>> Begin Stored data

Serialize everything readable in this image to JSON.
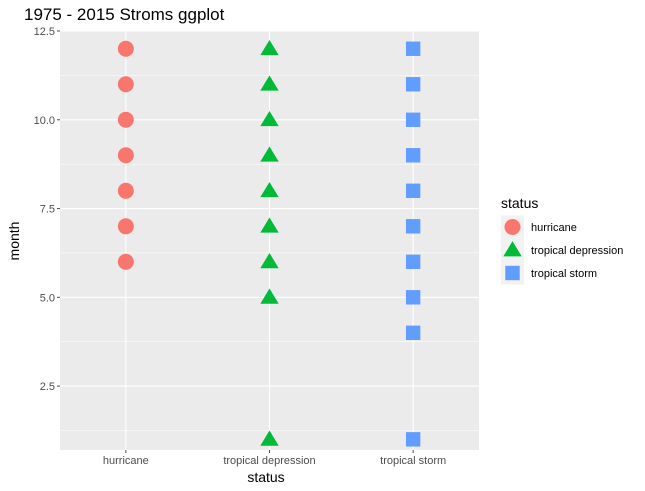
{
  "chart_data": {
    "type": "scatter",
    "title": "1975 - 2015 Stroms ggplot",
    "xlabel": "status",
    "ylabel": "month",
    "categories": [
      "hurricane",
      "tropical depression",
      "tropical storm"
    ],
    "ylim": [
      0.7,
      12.5
    ],
    "yticks": [
      2.5,
      5.0,
      7.5,
      10.0,
      12.5
    ],
    "ytick_labels": [
      "2.5",
      "5.0",
      "7.5",
      "10.0",
      "12.5"
    ],
    "grid": true,
    "legend": {
      "title": "status",
      "position": "right"
    },
    "series": [
      {
        "name": "hurricane",
        "shape": "circle",
        "color": "#F8766D",
        "x": "hurricane",
        "values": [
          6,
          7,
          8,
          9,
          10,
          11,
          12
        ]
      },
      {
        "name": "tropical depression",
        "shape": "triangle",
        "color": "#00BA38",
        "x": "tropical depression",
        "values": [
          1,
          5,
          6,
          7,
          8,
          9,
          10,
          11,
          12
        ]
      },
      {
        "name": "tropical storm",
        "shape": "square",
        "color": "#619CFF",
        "x": "tropical storm",
        "values": [
          1,
          4,
          5,
          6,
          7,
          8,
          9,
          10,
          11,
          12
        ]
      }
    ],
    "panel_background": "#EBEBEB",
    "gridline_color": "#FFFFFF",
    "tick_color": "#4D4D4D"
  }
}
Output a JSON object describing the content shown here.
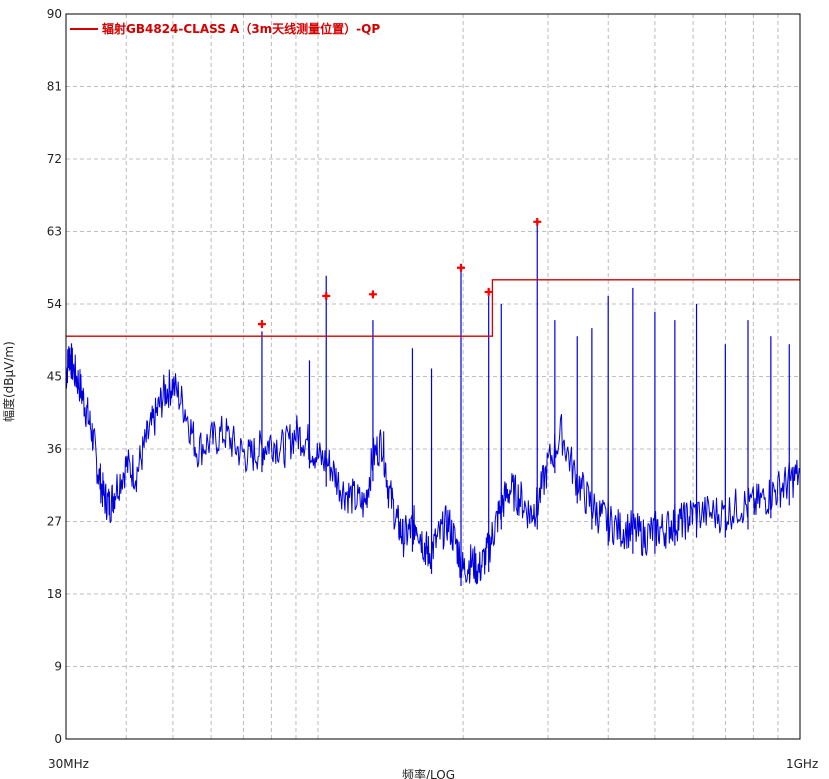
{
  "chart_data": {
    "type": "line",
    "xscale": "log",
    "xlim": [
      30,
      1000
    ],
    "ylim": [
      0,
      90
    ],
    "grid": true,
    "legend_position": "top-left",
    "xlabel": "频率/LOG",
    "ylabel": "幅度(dBμV/m)",
    "x_tick_labels": [
      "30MHz",
      "1GHz"
    ],
    "y_ticks": [
      0,
      9,
      18,
      27,
      36,
      45,
      54,
      63,
      72,
      81,
      90
    ],
    "y_tick_labels": [
      "0",
      "9",
      "18",
      "27",
      "36",
      "45",
      "54",
      "63",
      "72",
      "81",
      "90"
    ],
    "series": [
      {
        "name": "辐射GB4824-CLASS A（3m天线测量位置）-QP",
        "kind": "limit",
        "color": "#d40000",
        "x": [
          30,
          230,
          230,
          1000
        ],
        "y": [
          50,
          50,
          57,
          57
        ]
      },
      {
        "kind": "measurement-trace",
        "color": "#0000dd",
        "x": [
          30,
          30.5,
          31,
          32,
          33,
          34,
          35,
          36,
          37,
          38,
          40,
          42,
          44,
          46,
          48,
          50,
          53,
          56,
          60,
          64,
          68,
          72,
          76,
          80,
          85,
          90,
          95,
          100,
          106,
          112,
          118,
          125,
          130,
          136,
          140,
          146,
          150,
          156,
          160,
          166,
          170,
          178,
          186,
          194,
          200,
          208,
          216,
          224,
          232,
          240,
          250,
          262,
          275,
          285,
          300,
          320,
          340,
          360,
          380,
          400,
          425,
          450,
          475,
          500,
          525,
          550,
          575,
          600,
          650,
          700,
          750,
          800,
          850,
          900,
          950,
          1000
        ],
        "y": [
          45,
          48,
          46,
          44,
          41,
          38,
          33,
          30,
          29,
          31,
          34,
          33,
          37,
          40,
          43,
          44,
          41,
          36,
          37,
          38,
          36,
          35,
          36,
          37,
          36,
          38,
          37,
          35,
          34,
          31,
          30,
          29,
          35,
          37,
          31,
          27,
          25,
          26,
          27,
          24,
          23,
          25,
          27,
          24,
          21,
          22,
          21,
          23,
          26,
          29,
          31,
          30,
          28,
          29,
          34,
          38,
          33,
          30,
          28,
          27,
          26,
          26,
          25,
          26,
          26,
          27,
          27,
          28,
          28,
          28,
          29,
          29,
          30,
          31,
          32,
          33
        ]
      }
    ],
    "spurs": [
      {
        "x": 76.5,
        "y": 50.6
      },
      {
        "x": 96,
        "y": 47
      },
      {
        "x": 104,
        "y": 57.5
      },
      {
        "x": 130,
        "y": 52
      },
      {
        "x": 157,
        "y": 48.5
      },
      {
        "x": 172,
        "y": 46
      },
      {
        "x": 198,
        "y": 58.3
      },
      {
        "x": 226,
        "y": 55
      },
      {
        "x": 240,
        "y": 54
      },
      {
        "x": 285,
        "y": 64
      },
      {
        "x": 310,
        "y": 52
      },
      {
        "x": 345,
        "y": 50
      },
      {
        "x": 370,
        "y": 51
      },
      {
        "x": 400,
        "y": 55
      },
      {
        "x": 450,
        "y": 56
      },
      {
        "x": 500,
        "y": 53
      },
      {
        "x": 550,
        "y": 52
      },
      {
        "x": 610,
        "y": 54
      },
      {
        "x": 700,
        "y": 49
      },
      {
        "x": 780,
        "y": 52
      },
      {
        "x": 870,
        "y": 50
      },
      {
        "x": 950,
        "y": 49
      }
    ],
    "markers": [
      {
        "x": 76.5,
        "y": 51.5
      },
      {
        "x": 104,
        "y": 55
      },
      {
        "x": 130,
        "y": 55.2
      },
      {
        "x": 198,
        "y": 58.5
      },
      {
        "x": 226,
        "y": 55.5
      },
      {
        "x": 285,
        "y": 64.2
      }
    ],
    "marker_color": "#ff0000"
  }
}
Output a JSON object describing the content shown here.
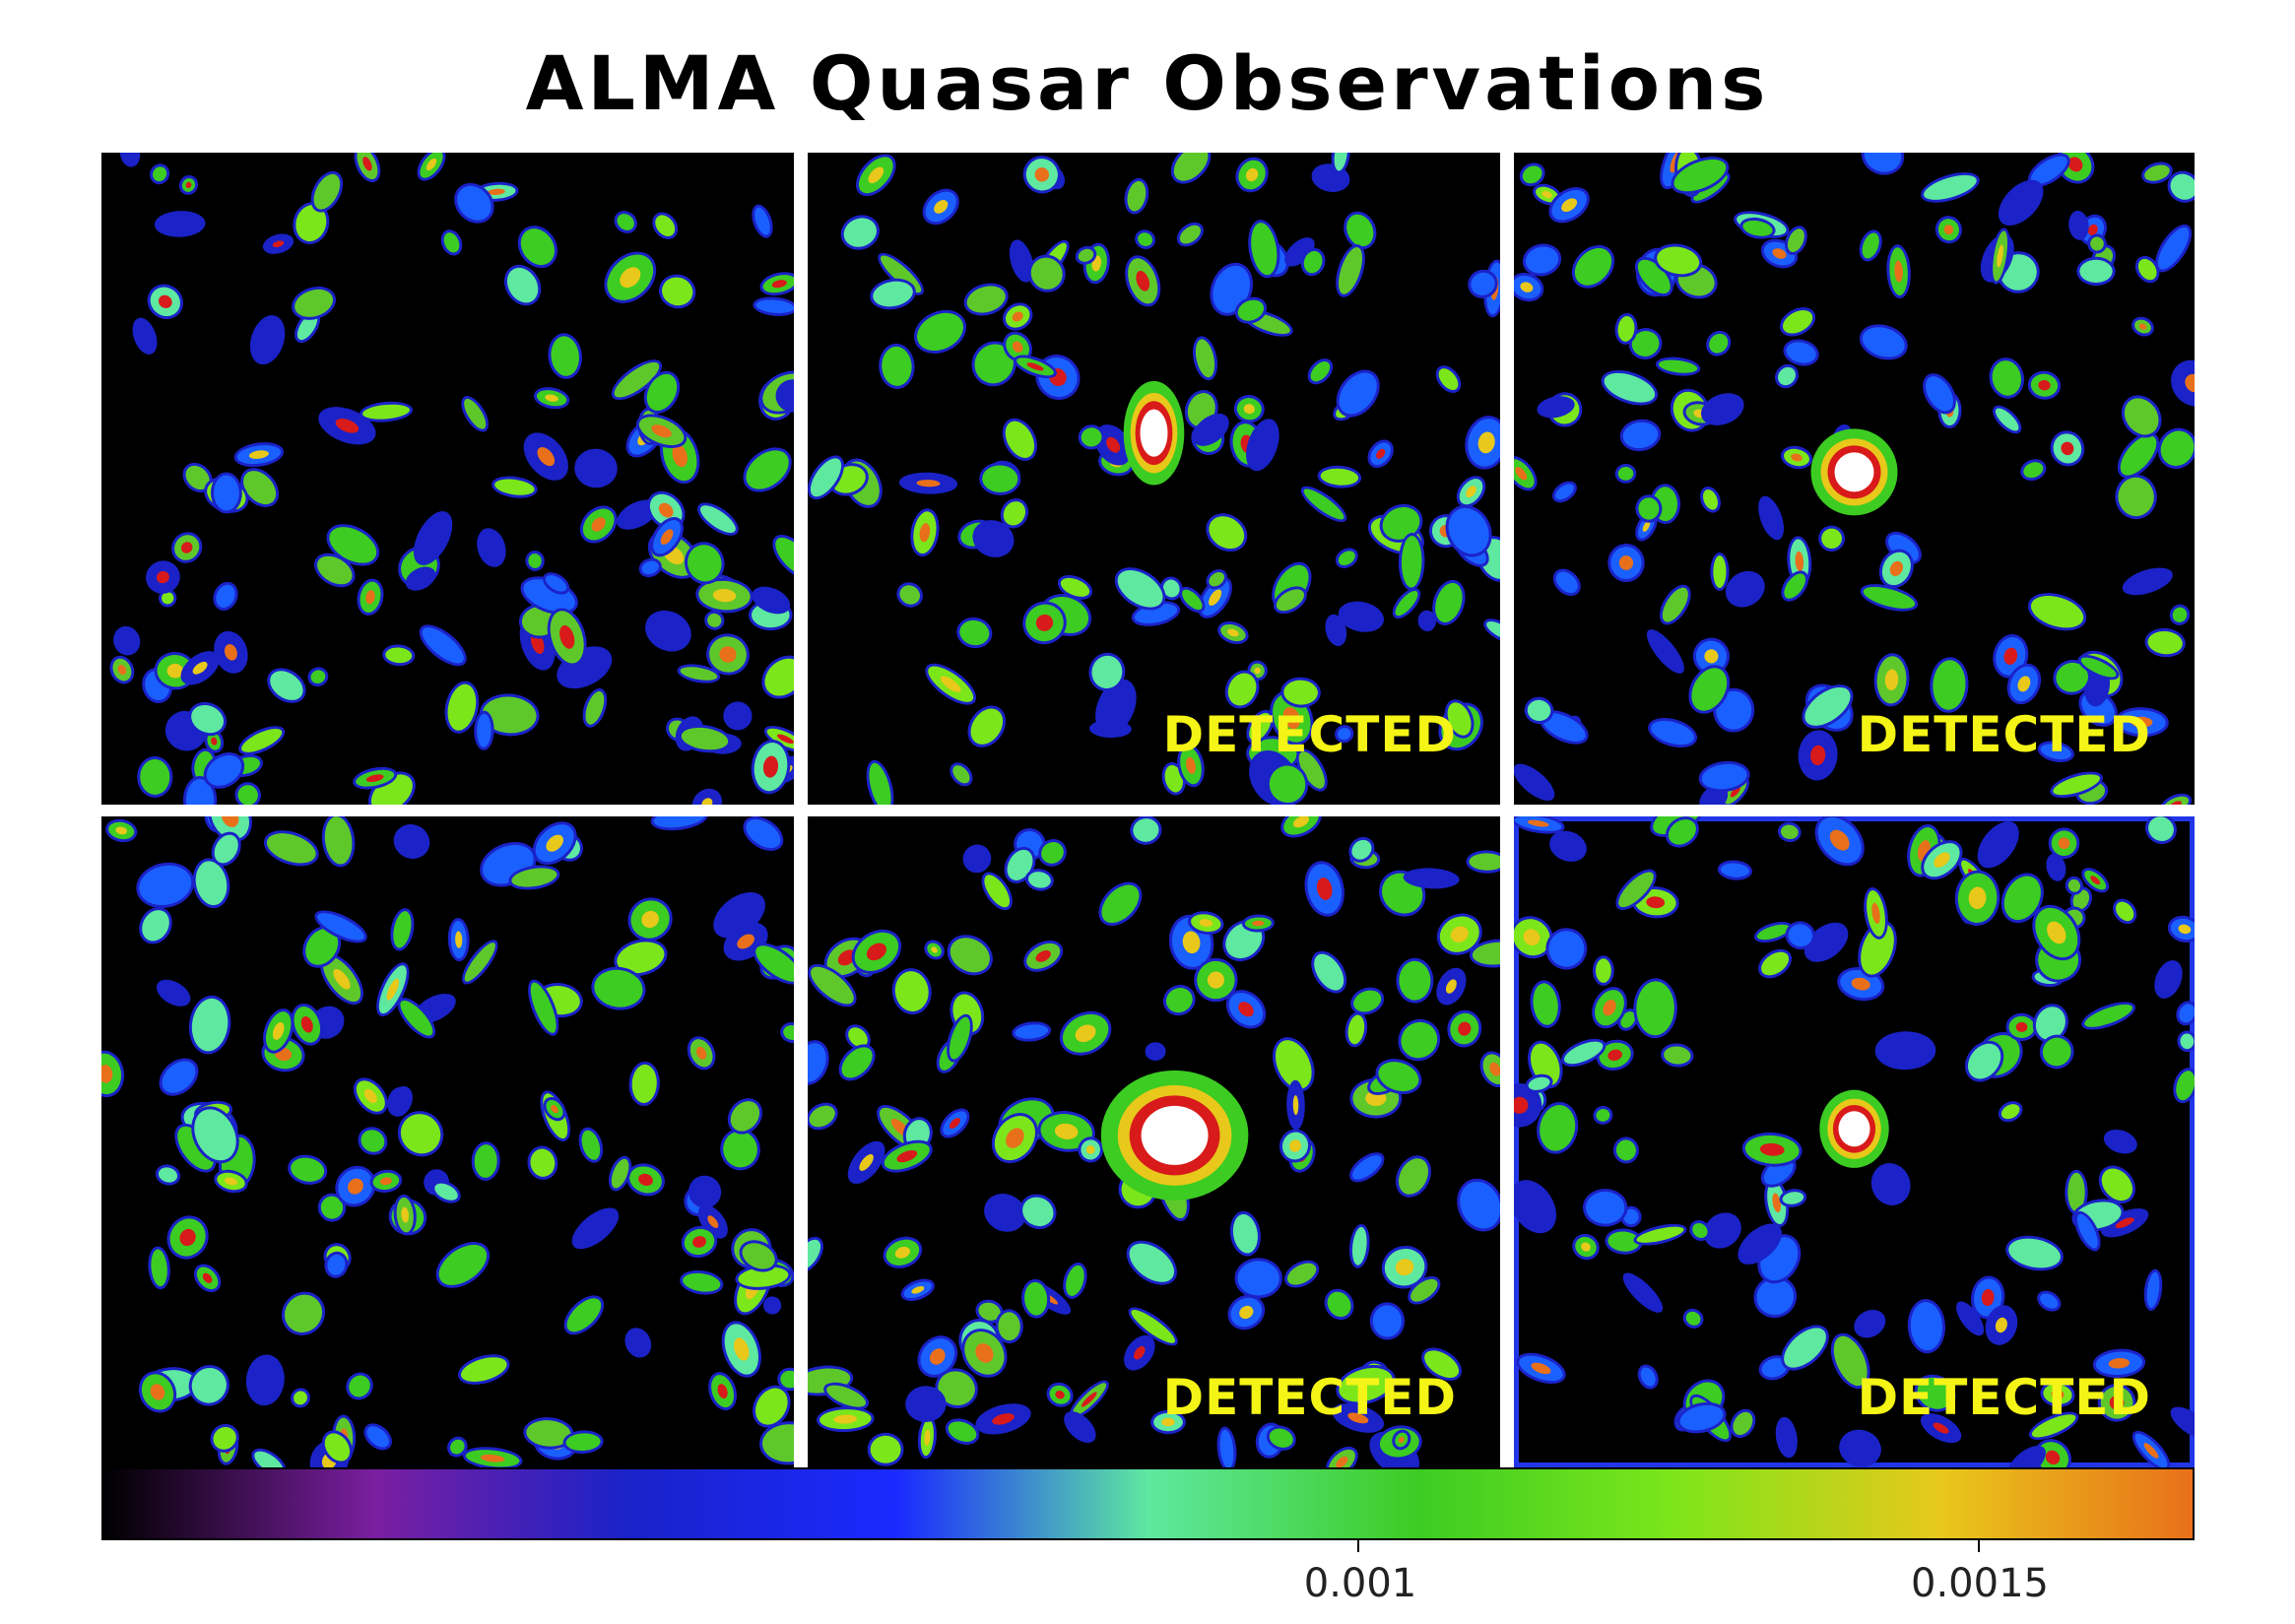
{
  "title": "ALMA Quasar Observations",
  "panels": [
    {
      "id": 1,
      "detected_label": "",
      "selected": false
    },
    {
      "id": 2,
      "detected_label": "DETECTED",
      "selected": false
    },
    {
      "id": 3,
      "detected_label": "DETECTED",
      "selected": false
    },
    {
      "id": 4,
      "detected_label": "",
      "selected": false
    },
    {
      "id": 5,
      "detected_label": "DETECTED",
      "selected": false
    },
    {
      "id": 6,
      "detected_label": "DETECTED",
      "selected": true
    }
  ],
  "colorbar": {
    "colors": [
      "#000000",
      "#7a1fa0",
      "#1a22c8",
      "#1a2aff",
      "#5ee8a0",
      "#3ccc22",
      "#7be61a",
      "#e8c81a",
      "#e8701a"
    ],
    "ticks": [
      {
        "label": "0.001",
        "value": 0.001
      },
      {
        "label": "0.0015",
        "value": 0.0015
      }
    ]
  },
  "accent": "#2236e8",
  "label_color": "#f4f416"
}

>> End Stored data

**Given exercise**: Without the pictures, print the records in full, exactly as they appear.

**Output for this task**:
Serialize everything readable in this image to JSON.
{
  "chart_data": {
    "type": "scatter",
    "title": "1975 - 2015 Stroms ggplot",
    "xlabel": "status",
    "ylabel": "month",
    "categories": [
      "hurricane",
      "tropical depression",
      "tropical storm"
    ],
    "ylim": [
      0.7,
      12.5
    ],
    "yticks": [
      2.5,
      5.0,
      7.5,
      10.0,
      12.5
    ],
    "ytick_labels": [
      "2.5",
      "5.0",
      "7.5",
      "10.0",
      "12.5"
    ],
    "grid": true,
    "legend": {
      "title": "status",
      "position": "right"
    },
    "series": [
      {
        "name": "hurricane",
        "shape": "circle",
        "color": "#F8766D",
        "x": "hurricane",
        "values": [
          6,
          7,
          8,
          9,
          10,
          11,
          12
        ]
      },
      {
        "name": "tropical depression",
        "shape": "triangle",
        "color": "#00BA38",
        "x": "tropical depression",
        "values": [
          1,
          5,
          6,
          7,
          8,
          9,
          10,
          11,
          12
        ]
      },
      {
        "name": "tropical storm",
        "shape": "square",
        "color": "#619CFF",
        "x": "tropical storm",
        "values": [
          1,
          4,
          5,
          6,
          7,
          8,
          9,
          10,
          11,
          12
        ]
      }
    ],
    "panel_background": "#EBEBEB",
    "gridline_color": "#FFFFFF",
    "tick_color": "#4D4D4D"
  }
}
Output a JSON object describing the content shown here.
{
  "chart_data": {
    "type": "line",
    "xscale": "log",
    "xlim": [
      30,
      1000
    ],
    "ylim": [
      0,
      90
    ],
    "grid": true,
    "legend_position": "top-left",
    "xlabel": "频率/LOG",
    "ylabel": "幅度(dBμV/m)",
    "x_tick_labels": [
      "30MHz",
      "1GHz"
    ],
    "y_ticks": [
      0,
      9,
      18,
      27,
      36,
      45,
      54,
      63,
      72,
      81,
      90
    ],
    "y_tick_labels": [
      "0",
      "9",
      "18",
      "27",
      "36",
      "45",
      "54",
      "63",
      "72",
      "81",
      "90"
    ],
    "series": [
      {
        "name": "辐射GB4824-CLASS A（3m天线测量位置）-QP",
        "kind": "limit",
        "color": "#d40000",
        "x": [
          30,
          230,
          230,
          1000
        ],
        "y": [
          50,
          50,
          57,
          57
        ]
      },
      {
        "kind": "measurement-trace",
        "color": "#0000dd",
        "x": [
          30,
          30.5,
          31,
          32,
          33,
          34,
          35,
          36,
          37,
          38,
          40,
          42,
          44,
          46,
          48,
          50,
          53,
          56,
          60,
          64,
          68,
          72,
          76,
          80,
          85,
          90,
          95,
          100,
          106,
          112,
          118,
          125,
          130,
          136,
          140,
          146,
          150,
          156,
          160,
          166,
          170,
          178,
          186,
          194,
          200,
          208,
          216,
          224,
          232,
          240,
          250,
          262,
          275,
          285,
          300,
          320,
          340,
          360,
          380,
          400,
          425,
          450,
          475,
          500,
          525,
          550,
          575,
          600,
          650,
          700,
          750,
          800,
          850,
          900,
          950,
          1000
        ],
        "y": [
          45,
          48,
          46,
          44,
          41,
          38,
          33,
          30,
          29,
          31,
          34,
          33,
          37,
          40,
          43,
          44,
          41,
          36,
          37,
          38,
          36,
          35,
          36,
          37,
          36,
          38,
          37,
          35,
          34,
          31,
          30,
          29,
          35,
          37,
          31,
          27,
          25,
          26,
          27,
          24,
          23,
          25,
          27,
          24,
          21,
          22,
          21,
          23,
          26,
          29,
          31,
          30,
          28,
          29,
          34,
          38,
          33,
          30,
          28,
          27,
          26,
          26,
          25,
          26,
          26,
          27,
          27,
          28,
          28,
          28,
          29,
          29,
          30,
          31,
          32,
          33
        ]
      }
    ],
    "spurs": [
      {
        "x": 76.5,
        "y": 50.6
      },
      {
        "x": 96,
        "y": 47
      },
      {
        "x": 104,
        "y": 57.5
      },
      {
        "x": 130,
        "y": 52
      },
      {
        "x": 157,
        "y": 48.5
      },
      {
        "x": 172,
        "y": 46
      },
      {
        "x": 198,
        "y": 58.3
      },
      {
        "x": 226,
        "y": 55
      },
      {
        "x": 240,
        "y": 54
      },
      {
        "x": 285,
        "y": 64
      },
      {
        "x": 310,
        "y": 52
      },
      {
        "x": 345,
        "y": 50
      },
      {
        "x": 370,
        "y": 51
      },
      {
        "x": 400,
        "y": 55
      },
      {
        "x": 450,
        "y": 56
      },
      {
        "x": 500,
        "y": 53
      },
      {
        "x": 550,
        "y": 52
      },
      {
        "x": 610,
        "y": 54
      },
      {
        "x": 700,
        "y": 49
      },
      {
        "x": 780,
        "y": 52
      },
      {
        "x": 870,
        "y": 50
      },
      {
        "x": 950,
        "y": 49
      }
    ],
    "markers": [
      {
        "x": 76.5,
        "y": 51.5
      },
      {
        "x": 104,
        "y": 55
      },
      {
        "x": 130,
        "y": 55.2
      },
      {
        "x": 198,
        "y": 58.5
      },
      {
        "x": 226,
        "y": 55.5
      },
      {
        "x": 285,
        "y": 64.2
      }
    ],
    "marker_color": "#ff0000"
  }
}
Output a JSON object describing the content shown here.
{
  "title": "ALMA Quasar Observations",
  "panels": [
    {
      "id": 1,
      "detected_label": "",
      "selected": false
    },
    {
      "id": 2,
      "detected_label": "DETECTED",
      "selected": false
    },
    {
      "id": 3,
      "detected_label": "DETECTED",
      "selected": false
    },
    {
      "id": 4,
      "detected_label": "",
      "selected": false
    },
    {
      "id": 5,
      "detected_label": "DETECTED",
      "selected": false
    },
    {
      "id": 6,
      "detected_label": "DETECTED",
      "selected": true
    }
  ],
  "colorbar": {
    "colors": [
      "#000000",
      "#7a1fa0",
      "#1a22c8",
      "#1a2aff",
      "#5ee8a0",
      "#3ccc22",
      "#7be61a",
      "#e8c81a",
      "#e8701a"
    ],
    "ticks": [
      {
        "label": "0.001",
        "value": 0.001
      },
      {
        "label": "0.0015",
        "value": 0.0015
      }
    ]
  },
  "accent": "#2236e8",
  "label_color": "#f4f416"
}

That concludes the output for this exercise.